Extracted data entries:
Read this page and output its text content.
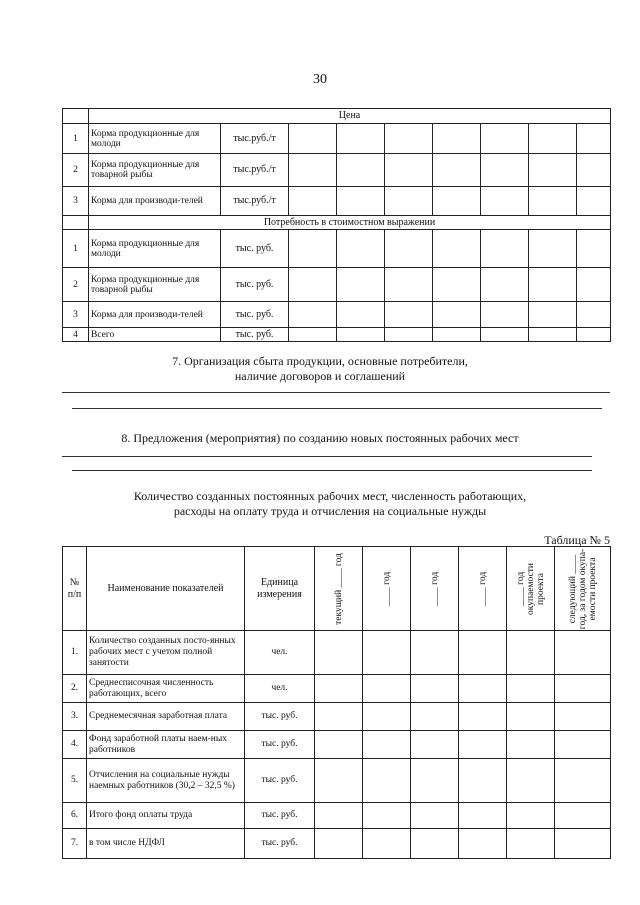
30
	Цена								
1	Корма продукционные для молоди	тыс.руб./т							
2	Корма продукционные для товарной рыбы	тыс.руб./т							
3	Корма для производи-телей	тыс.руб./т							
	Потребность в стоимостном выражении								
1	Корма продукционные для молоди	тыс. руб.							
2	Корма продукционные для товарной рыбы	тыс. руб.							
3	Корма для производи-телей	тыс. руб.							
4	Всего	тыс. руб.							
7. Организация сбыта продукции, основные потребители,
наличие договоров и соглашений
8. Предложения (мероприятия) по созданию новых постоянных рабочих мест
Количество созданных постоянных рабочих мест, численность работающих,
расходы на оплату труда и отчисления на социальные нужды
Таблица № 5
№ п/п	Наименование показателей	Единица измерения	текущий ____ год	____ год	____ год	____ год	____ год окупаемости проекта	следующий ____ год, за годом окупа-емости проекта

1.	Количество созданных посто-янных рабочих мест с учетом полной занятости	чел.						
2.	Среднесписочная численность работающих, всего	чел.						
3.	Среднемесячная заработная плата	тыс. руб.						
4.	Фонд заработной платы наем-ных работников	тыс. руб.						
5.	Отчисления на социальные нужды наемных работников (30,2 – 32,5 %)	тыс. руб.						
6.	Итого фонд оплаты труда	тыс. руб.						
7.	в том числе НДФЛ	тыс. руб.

# Task goal:
Write the entries above out again exactly, but not the pictures.

# Exercise solution:
Read this page and output its text content.
30
	Цена								
1	Корма продукционные для молоди	тыс.руб./т							
2	Корма продукционные для товарной рыбы	тыс.руб./т							
3	Корма для производи-телей	тыс.руб./т							
	Потребность в стоимостном выражении								
1	Корма продукционные для молоди	тыс. руб.							
2	Корма продукционные для товарной рыбы	тыс. руб.							
3	Корма для производи-телей	тыс. руб.							
4	Всего	тыс. руб.							
7. Организация сбыта продукции, основные потребители,
наличие договоров и соглашений
8. Предложения (мероприятия) по созданию новых постоянных рабочих мест
Количество созданных постоянных рабочих мест, численность работающих,
расходы на оплату труда и отчисления на социальные нужды
Таблица № 5
№ п/п	Наименование показателей	Единица измерения	текущий ____ год	____ год	____ год	____ год	____ год окупаемости проекта	следующий ____ год, за годом окупа-емости проекта

1.	Количество созданных посто-янных рабочих мест с учетом полной занятости	чел.						
2.	Среднесписочная численность работающих, всего	чел.						
3.	Среднемесячная заработная плата	тыс. руб.						
4.	Фонд заработной платы наем-ных работников	тыс. руб.						
5.	Отчисления на социальные нужды наемных работников (30,2 – 32,5 %)	тыс. руб.						
6.	Итого фонд оплаты труда	тыс. руб.						
7.	в том числе НДФЛ	тыс. руб.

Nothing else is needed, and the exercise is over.